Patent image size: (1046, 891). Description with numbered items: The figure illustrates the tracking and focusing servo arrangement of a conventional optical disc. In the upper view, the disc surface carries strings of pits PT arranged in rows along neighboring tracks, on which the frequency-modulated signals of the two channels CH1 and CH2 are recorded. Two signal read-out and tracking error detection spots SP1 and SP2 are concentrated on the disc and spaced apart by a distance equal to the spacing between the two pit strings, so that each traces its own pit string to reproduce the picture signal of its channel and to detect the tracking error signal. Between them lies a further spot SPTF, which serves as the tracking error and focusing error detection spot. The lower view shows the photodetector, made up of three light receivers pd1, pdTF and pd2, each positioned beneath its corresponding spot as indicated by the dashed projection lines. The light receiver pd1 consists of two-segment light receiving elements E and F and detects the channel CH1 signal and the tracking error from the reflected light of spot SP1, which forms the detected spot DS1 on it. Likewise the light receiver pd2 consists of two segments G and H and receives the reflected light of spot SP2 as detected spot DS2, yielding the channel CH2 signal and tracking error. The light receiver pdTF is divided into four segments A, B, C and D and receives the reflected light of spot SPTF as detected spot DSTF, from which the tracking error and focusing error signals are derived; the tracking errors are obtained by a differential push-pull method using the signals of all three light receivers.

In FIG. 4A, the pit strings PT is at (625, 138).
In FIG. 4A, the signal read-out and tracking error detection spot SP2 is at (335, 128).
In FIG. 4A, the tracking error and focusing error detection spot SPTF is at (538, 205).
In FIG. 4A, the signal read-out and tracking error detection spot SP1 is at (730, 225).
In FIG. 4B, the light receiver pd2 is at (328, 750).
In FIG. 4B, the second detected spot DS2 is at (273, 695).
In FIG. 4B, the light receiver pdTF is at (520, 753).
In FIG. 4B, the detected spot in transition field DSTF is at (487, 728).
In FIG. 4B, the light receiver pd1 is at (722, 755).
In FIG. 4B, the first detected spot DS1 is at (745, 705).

◆ WHAT IS NEEDED ◆
Reproduce the entire listing above verbatim, line by line.

◆ OUTPUT FOR THIS TASK ◆
Patent image size: (1046, 891). Description with numbered items: The figure illustrates the tracking and focusing servo arrangement of a conventional optical disc. In the upper view, the disc surface carries strings of pits PT arranged in rows along neighboring tracks, on which the frequency-modulated signals of the two channels CH1 and CH2 are recorded. Two signal read-out and tracking error detection spots SP1 and SP2 are concentrated on the disc and spaced apart by a distance equal to the spacing between the two pit strings, so that each traces its own pit string to reproduce the picture signal of its channel and to detect the tracking error signal. Between them lies a further spot SPTF, which serves as the tracking error and focusing error detection spot. The lower view shows the photodetector, made up of three light receivers pd1, pdTF and pd2, each positioned beneath its corresponding spot as indicated by the dashed projection lines. The light receiver pd1 consists of two-segment light receiving elements E and F and detects the channel CH1 signal and the tracking error from the reflected light of spot SP1, which forms the detected spot DS1 on it. Likewise the light receiver pd2 consists of two segments G and H and receives the reflected light of spot SP2 as detected spot DS2, yielding the channel CH2 signal and tracking error. The light receiver pdTF is divided into four segments A, B, C and D and receives the reflected light of spot SPTF as detected spot DSTF, from which the tracking error and focusing error signals are derived; the tracking errors are obtained by a differential push-pull method using the signals of all three light receivers.

In FIG. 4A, the pit strings PT is at (625, 138).
In FIG. 4A, the signal read-out and tracking error detection spot SP2 is at (335, 128).
In FIG. 4A, the tracking error and focusing error detection spot SPTF is at (538, 205).
In FIG. 4A, the signal read-out and tracking error detection spot SP1 is at (730, 225).
In FIG. 4B, the light receiver pd2 is at (328, 750).
In FIG. 4B, the second detected spot DS2 is at (273, 695).
In FIG. 4B, the light receiver pdTF is at (520, 753).
In FIG. 4B, the detected spot in transition field DSTF is at (487, 728).
In FIG. 4B, the light receiver pd1 is at (722, 755).
In FIG. 4B, the first detected spot DS1 is at (745, 705).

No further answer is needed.